## begin Input for this task
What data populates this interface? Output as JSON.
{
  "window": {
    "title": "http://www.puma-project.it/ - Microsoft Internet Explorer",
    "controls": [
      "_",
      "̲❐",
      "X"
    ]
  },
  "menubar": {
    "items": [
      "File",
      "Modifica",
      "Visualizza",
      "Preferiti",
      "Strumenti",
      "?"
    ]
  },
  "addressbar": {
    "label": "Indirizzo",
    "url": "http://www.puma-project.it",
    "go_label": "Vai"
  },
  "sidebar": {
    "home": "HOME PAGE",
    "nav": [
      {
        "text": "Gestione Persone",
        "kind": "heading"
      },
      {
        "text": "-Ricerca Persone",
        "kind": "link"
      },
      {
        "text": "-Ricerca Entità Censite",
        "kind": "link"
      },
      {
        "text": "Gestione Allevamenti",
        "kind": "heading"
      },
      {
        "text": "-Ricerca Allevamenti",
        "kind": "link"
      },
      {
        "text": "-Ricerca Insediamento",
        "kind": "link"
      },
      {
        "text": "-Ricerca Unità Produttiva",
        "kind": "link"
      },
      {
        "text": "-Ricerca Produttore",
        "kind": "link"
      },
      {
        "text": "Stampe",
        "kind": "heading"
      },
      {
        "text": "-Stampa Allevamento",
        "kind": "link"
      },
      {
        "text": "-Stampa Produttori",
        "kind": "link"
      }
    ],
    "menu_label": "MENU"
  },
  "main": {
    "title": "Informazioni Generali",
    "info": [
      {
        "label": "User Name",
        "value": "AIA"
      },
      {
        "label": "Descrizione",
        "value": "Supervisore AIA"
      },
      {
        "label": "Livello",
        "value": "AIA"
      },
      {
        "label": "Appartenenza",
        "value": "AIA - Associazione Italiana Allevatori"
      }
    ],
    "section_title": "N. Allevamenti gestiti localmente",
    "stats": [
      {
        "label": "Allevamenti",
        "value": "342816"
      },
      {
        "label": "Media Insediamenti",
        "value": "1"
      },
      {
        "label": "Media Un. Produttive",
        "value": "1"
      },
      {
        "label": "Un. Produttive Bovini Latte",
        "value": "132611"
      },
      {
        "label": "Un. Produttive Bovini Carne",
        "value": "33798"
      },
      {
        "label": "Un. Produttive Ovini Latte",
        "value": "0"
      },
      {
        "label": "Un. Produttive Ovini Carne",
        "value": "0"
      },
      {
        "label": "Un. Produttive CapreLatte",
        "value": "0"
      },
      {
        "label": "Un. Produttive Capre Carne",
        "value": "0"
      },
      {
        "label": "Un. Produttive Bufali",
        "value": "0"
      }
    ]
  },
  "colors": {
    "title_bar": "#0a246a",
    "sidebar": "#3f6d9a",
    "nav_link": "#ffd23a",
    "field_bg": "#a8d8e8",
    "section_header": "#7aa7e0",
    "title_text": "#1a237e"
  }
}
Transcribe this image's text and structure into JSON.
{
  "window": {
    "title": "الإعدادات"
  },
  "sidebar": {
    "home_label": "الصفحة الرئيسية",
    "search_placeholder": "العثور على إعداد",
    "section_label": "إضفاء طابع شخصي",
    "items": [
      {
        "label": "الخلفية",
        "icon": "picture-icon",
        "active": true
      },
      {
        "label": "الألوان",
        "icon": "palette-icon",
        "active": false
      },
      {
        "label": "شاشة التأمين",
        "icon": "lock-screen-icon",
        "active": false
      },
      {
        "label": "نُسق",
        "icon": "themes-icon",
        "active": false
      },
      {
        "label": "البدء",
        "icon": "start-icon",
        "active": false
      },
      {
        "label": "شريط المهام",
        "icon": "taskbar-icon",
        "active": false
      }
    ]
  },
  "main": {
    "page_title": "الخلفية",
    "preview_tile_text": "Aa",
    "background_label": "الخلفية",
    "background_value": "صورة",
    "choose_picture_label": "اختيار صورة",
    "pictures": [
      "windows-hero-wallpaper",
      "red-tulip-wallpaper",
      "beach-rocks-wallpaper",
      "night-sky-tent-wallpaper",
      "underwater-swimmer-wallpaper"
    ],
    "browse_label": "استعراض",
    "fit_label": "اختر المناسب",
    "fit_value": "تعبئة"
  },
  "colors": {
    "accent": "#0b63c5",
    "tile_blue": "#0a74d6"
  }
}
## end Input for this task
Exercise description:
Pull every line containing "Stampa" out of the records.

Finished task:
        "text": "-Stampa Allevamento",
        "text": "-Stampa Produttori",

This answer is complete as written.